Task to carry out >> Return each line of the material verbatim.

Task material >>

.....

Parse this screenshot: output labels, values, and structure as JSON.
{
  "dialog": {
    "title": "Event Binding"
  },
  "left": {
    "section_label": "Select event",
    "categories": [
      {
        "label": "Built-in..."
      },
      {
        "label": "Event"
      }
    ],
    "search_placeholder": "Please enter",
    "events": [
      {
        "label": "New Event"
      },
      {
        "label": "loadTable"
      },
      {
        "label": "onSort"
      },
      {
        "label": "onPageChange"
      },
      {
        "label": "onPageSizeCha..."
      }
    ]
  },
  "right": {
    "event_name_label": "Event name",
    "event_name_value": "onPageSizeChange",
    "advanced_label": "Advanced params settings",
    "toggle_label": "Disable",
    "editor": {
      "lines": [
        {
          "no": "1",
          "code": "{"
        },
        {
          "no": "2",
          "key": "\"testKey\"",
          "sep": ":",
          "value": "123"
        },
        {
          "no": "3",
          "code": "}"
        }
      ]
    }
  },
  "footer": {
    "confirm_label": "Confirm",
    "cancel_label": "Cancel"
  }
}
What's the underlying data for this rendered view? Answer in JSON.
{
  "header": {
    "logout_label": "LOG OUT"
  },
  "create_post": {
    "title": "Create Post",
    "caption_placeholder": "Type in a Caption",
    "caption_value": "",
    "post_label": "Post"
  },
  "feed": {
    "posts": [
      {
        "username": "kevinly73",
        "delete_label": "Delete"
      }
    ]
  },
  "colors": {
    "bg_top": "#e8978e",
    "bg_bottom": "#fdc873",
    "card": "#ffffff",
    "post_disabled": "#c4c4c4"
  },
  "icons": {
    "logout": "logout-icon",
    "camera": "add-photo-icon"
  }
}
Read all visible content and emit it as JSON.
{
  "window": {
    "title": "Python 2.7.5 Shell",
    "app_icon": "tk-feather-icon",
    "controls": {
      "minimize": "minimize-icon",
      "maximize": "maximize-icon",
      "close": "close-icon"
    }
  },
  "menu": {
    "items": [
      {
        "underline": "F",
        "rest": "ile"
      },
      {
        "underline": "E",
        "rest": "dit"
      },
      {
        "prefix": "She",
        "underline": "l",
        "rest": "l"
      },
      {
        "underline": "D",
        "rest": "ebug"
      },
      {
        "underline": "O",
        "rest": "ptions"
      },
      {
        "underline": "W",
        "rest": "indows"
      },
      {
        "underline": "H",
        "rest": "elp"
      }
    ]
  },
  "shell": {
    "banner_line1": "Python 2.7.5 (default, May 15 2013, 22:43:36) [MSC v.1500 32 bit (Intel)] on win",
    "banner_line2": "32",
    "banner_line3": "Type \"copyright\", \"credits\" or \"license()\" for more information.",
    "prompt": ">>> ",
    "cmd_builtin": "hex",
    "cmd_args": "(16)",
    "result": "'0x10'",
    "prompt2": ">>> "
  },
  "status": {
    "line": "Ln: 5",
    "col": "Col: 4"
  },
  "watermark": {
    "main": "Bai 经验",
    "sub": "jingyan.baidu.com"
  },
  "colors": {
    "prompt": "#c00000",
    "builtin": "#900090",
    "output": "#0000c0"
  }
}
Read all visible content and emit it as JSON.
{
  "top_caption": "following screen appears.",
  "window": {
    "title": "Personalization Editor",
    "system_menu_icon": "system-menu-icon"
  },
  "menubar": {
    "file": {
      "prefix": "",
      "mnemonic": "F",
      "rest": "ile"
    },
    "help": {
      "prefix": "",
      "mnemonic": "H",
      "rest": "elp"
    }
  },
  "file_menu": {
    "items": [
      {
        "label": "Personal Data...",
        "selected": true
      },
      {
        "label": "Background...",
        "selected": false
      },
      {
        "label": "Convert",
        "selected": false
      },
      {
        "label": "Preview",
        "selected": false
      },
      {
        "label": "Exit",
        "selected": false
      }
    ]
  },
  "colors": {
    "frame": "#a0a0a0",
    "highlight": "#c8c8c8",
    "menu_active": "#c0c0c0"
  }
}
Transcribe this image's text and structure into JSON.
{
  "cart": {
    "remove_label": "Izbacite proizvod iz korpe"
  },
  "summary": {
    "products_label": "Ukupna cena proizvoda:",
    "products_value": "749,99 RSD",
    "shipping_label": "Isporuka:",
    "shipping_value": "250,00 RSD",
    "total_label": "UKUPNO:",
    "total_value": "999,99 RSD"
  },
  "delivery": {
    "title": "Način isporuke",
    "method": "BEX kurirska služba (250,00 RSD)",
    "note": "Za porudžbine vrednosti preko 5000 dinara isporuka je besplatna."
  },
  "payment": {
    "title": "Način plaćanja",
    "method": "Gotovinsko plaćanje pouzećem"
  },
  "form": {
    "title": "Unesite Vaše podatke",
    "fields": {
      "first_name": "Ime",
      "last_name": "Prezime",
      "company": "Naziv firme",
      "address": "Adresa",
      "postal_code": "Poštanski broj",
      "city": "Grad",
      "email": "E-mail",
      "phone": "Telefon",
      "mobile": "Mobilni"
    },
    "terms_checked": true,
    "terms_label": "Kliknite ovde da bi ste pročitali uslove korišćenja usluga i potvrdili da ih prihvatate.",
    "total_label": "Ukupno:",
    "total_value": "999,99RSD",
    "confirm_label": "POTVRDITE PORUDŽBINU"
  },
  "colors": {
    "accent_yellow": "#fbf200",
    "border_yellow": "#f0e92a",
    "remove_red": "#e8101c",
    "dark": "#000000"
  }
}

.....

Response to this task >>
Parse this screenshot: output labels, values, and structure as JSON.
{
  "dialog": {
    "title": "Event Binding"
  },
  "left": {
    "section_label": "Select event",
    "categories": [
      {
        "label": "Built-in..."
      },
      {
        "label": "Event"
      }
    ],
    "search_placeholder": "Please enter",
    "events": [
      {
        "label": "New Event"
      },
      {
        "label": "loadTable"
      },
      {
        "label": "onSort"
      },
      {
        "label": "onPageChange"
      },
      {
        "label": "onPageSizeCha..."
      }
    ]
  },
  "right": {
    "event_name_label": "Event name",
    "event_name_value": "onPageSizeChange",
    "advanced_label": "Advanced params settings",
    "toggle_label": "Disable",
    "editor": {
      "lines": [
        {
          "no": "1",
          "code": "{"
        },
        {
          "no": "2",
          "key": "\"testKey\"",
          "sep": ":",
          "value": "123"
        },
        {
          "no": "3",
          "code": "}"
        }
      ]
    }
  },
  "footer": {
    "confirm_label": "Confirm",
    "cancel_label": "Cancel"
  }
}
What's the underlying data for this rendered view? Answer in JSON.
{
  "header": {
    "logout_label": "LOG OUT"
  },
  "create_post": {
    "title": "Create Post",
    "caption_placeholder": "Type in a Caption",
    "caption_value": "",
    "post_label": "Post"
  },
  "feed": {
    "posts": [
      {
        "username": "kevinly73",
        "delete_label": "Delete"
      }
    ]
  },
  "colors": {
    "bg_top": "#e8978e",
    "bg_bottom": "#fdc873",
    "card": "#ffffff",
    "post_disabled": "#c4c4c4"
  },
  "icons": {
    "logout": "logout-icon",
    "camera": "add-photo-icon"
  }
}
Read all visible content and emit it as JSON.
{
  "window": {
    "title": "Python 2.7.5 Shell",
    "app_icon": "tk-feather-icon",
    "controls": {
      "minimize": "minimize-icon",
      "maximize": "maximize-icon",
      "close": "close-icon"
    }
  },
  "menu": {
    "items": [
      {
        "underline": "F",
        "rest": "ile"
      },
      {
        "underline": "E",
        "rest": "dit"
      },
      {
        "prefix": "She",
        "underline": "l",
        "rest": "l"
      },
      {
        "underline": "D",
        "rest": "ebug"
      },
      {
        "underline": "O",
        "rest": "ptions"
      },
      {
        "underline": "W",
        "rest": "indows"
      },
      {
        "underline": "H",
        "rest": "elp"
      }
    ]
  },
  "shell": {
    "banner_line1": "Python 2.7.5 (default, May 15 2013, 22:43:36) [MSC v.1500 32 bit (Intel)] on win",
    "banner_line2": "32",
    "banner_line3": "Type \"copyright\", \"credits\" or \"license()\" for more information.",
    "prompt": ">>> ",
    "cmd_builtin": "hex",
    "cmd_args": "(16)",
    "result": "'0x10'",
    "prompt2": ">>> "
  },
  "status": {
    "line": "Ln: 5",
    "col": "Col: 4"
  },
  "watermark": {
    "main": "Bai 经验",
    "sub": "jingyan.baidu.com"
  },
  "colors": {
    "prompt": "#c00000",
    "builtin": "#900090",
    "output": "#0000c0"
  }
}
Read all visible content and emit it as JSON.
{
  "top_caption": "following screen appears.",
  "window": {
    "title": "Personalization Editor",
    "system_menu_icon": "system-menu-icon"
  },
  "menubar": {
    "file": {
      "prefix": "",
      "mnemonic": "F",
      "rest": "ile"
    },
    "help": {
      "prefix": "",
      "mnemonic": "H",
      "rest": "elp"
    }
  },
  "file_menu": {
    "items": [
      {
        "label": "Personal Data...",
        "selected": true
      },
      {
        "label": "Background...",
        "selected": false
      },
      {
        "label": "Convert",
        "selected": false
      },
      {
        "label": "Preview",
        "selected": false
      },
      {
        "label": "Exit",
        "selected": false
      }
    ]
  },
  "colors": {
    "frame": "#a0a0a0",
    "highlight": "#c8c8c8",
    "menu_active": "#c0c0c0"
  }
}
Transcribe this image's text and structure into JSON.
{
  "cart": {
    "remove_label": "Izbacite proizvod iz korpe"
  },
  "summary": {
    "products_label": "Ukupna cena proizvoda:",
    "products_value": "749,99 RSD",
    "shipping_label": "Isporuka:",
    "shipping_value": "250,00 RSD",
    "total_label": "UKUPNO:",
    "total_value": "999,99 RSD"
  },
  "delivery": {
    "title": "Način isporuke",
    "method": "BEX kurirska služba (250,00 RSD)",
    "note": "Za porudžbine vrednosti preko 5000 dinara isporuka je besplatna."
  },
  "payment": {
    "title": "Način plaćanja",
    "method": "Gotovinsko plaćanje pouzećem"
  },
  "form": {
    "title": "Unesite Vaše podatke",
    "fields": {
      "first_name": "Ime",
      "last_name": "Prezime",
      "company": "Naziv firme",
      "address": "Adresa",
      "postal_code": "Poštanski broj",
      "city": "Grad",
      "email": "E-mail",
      "phone": "Telefon",
      "mobile": "Mobilni"
    },
    "terms_checked": true,
    "terms_label": "Kliknite ovde da bi ste pročitali uslove korišćenja usluga i potvrdili da ih prihvatate.",
    "total_label": "Ukupno:",
    "total_value": "999,99RSD",
    "confirm_label": "POTVRDITE PORUDŽBINU"
  },
  "colors": {
    "accent_yellow": "#fbf200",
    "border_yellow": "#f0e92a",
    "remove_red": "#e8101c",
    "dark": "#000000"
  }
}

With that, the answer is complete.